Listed entries >>
---

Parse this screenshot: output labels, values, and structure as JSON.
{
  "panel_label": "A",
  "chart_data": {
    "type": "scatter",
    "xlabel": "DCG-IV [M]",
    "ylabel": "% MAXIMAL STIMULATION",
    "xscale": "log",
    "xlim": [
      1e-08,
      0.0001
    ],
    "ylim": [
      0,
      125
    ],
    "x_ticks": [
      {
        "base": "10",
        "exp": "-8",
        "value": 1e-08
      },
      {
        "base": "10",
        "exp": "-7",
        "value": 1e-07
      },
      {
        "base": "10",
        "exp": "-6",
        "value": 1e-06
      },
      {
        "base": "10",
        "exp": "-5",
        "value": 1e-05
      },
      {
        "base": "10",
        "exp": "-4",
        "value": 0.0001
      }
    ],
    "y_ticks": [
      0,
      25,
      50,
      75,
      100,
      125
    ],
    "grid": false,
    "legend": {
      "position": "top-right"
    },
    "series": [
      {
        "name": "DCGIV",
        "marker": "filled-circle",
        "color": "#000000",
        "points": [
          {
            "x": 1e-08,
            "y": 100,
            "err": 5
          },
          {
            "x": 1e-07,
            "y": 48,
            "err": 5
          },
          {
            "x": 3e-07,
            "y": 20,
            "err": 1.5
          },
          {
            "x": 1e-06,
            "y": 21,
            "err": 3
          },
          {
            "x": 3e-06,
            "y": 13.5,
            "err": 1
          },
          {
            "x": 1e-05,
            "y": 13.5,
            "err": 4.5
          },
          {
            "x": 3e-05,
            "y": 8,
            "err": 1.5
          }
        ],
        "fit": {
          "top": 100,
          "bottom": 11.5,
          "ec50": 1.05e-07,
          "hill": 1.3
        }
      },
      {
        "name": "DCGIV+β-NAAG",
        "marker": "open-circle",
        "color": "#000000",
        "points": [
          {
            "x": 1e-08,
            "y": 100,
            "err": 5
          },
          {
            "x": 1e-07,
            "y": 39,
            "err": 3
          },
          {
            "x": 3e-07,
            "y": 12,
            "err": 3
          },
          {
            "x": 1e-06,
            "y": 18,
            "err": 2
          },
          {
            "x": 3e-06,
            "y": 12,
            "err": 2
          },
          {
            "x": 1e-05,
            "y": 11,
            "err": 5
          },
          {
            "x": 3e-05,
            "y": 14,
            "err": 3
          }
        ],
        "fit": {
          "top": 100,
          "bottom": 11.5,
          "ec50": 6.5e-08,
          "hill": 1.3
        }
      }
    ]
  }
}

---

Aim of the task >> Return the whole listing exactly.

Output for this exercise >>
Parse this screenshot: output labels, values, and structure as JSON.
{
  "panel_label": "A",
  "chart_data": {
    "type": "scatter",
    "xlabel": "DCG-IV [M]",
    "ylabel": "% MAXIMAL STIMULATION",
    "xscale": "log",
    "xlim": [
      1e-08,
      0.0001
    ],
    "ylim": [
      0,
      125
    ],
    "x_ticks": [
      {
        "base": "10",
        "exp": "-8",
        "value": 1e-08
      },
      {
        "base": "10",
        "exp": "-7",
        "value": 1e-07
      },
      {
        "base": "10",
        "exp": "-6",
        "value": 1e-06
      },
      {
        "base": "10",
        "exp": "-5",
        "value": 1e-05
      },
      {
        "base": "10",
        "exp": "-4",
        "value": 0.0001
      }
    ],
    "y_ticks": [
      0,
      25,
      50,
      75,
      100,
      125
    ],
    "grid": false,
    "legend": {
      "position": "top-right"
    },
    "series": [
      {
        "name": "DCGIV",
        "marker": "filled-circle",
        "color": "#000000",
        "points": [
          {
            "x": 1e-08,
            "y": 100,
            "err": 5
          },
          {
            "x": 1e-07,
            "y": 48,
            "err": 5
          },
          {
            "x": 3e-07,
            "y": 20,
            "err": 1.5
          },
          {
            "x": 1e-06,
            "y": 21,
            "err": 3
          },
          {
            "x": 3e-06,
            "y": 13.5,
            "err": 1
          },
          {
            "x": 1e-05,
            "y": 13.5,
            "err": 4.5
          },
          {
            "x": 3e-05,
            "y": 8,
            "err": 1.5
          }
        ],
        "fit": {
          "top": 100,
          "bottom": 11.5,
          "ec50": 1.05e-07,
          "hill": 1.3
        }
      },
      {
        "name": "DCGIV+β-NAAG",
        "marker": "open-circle",
        "color": "#000000",
        "points": [
          {
            "x": 1e-08,
            "y": 100,
            "err": 5
          },
          {
            "x": 1e-07,
            "y": 39,
            "err": 3
          },
          {
            "x": 3e-07,
            "y": 12,
            "err": 3
          },
          {
            "x": 1e-06,
            "y": 18,
            "err": 2
          },
          {
            "x": 3e-06,
            "y": 12,
            "err": 2
          },
          {
            "x": 1e-05,
            "y": 11,
            "err": 5
          },
          {
            "x": 3e-05,
            "y": 14,
            "err": 3
          }
        ],
        "fit": {
          "top": 100,
          "bottom": 11.5,
          "ec50": 6.5e-08,
          "hill": 1.3
        }
      }
    ]
  }
}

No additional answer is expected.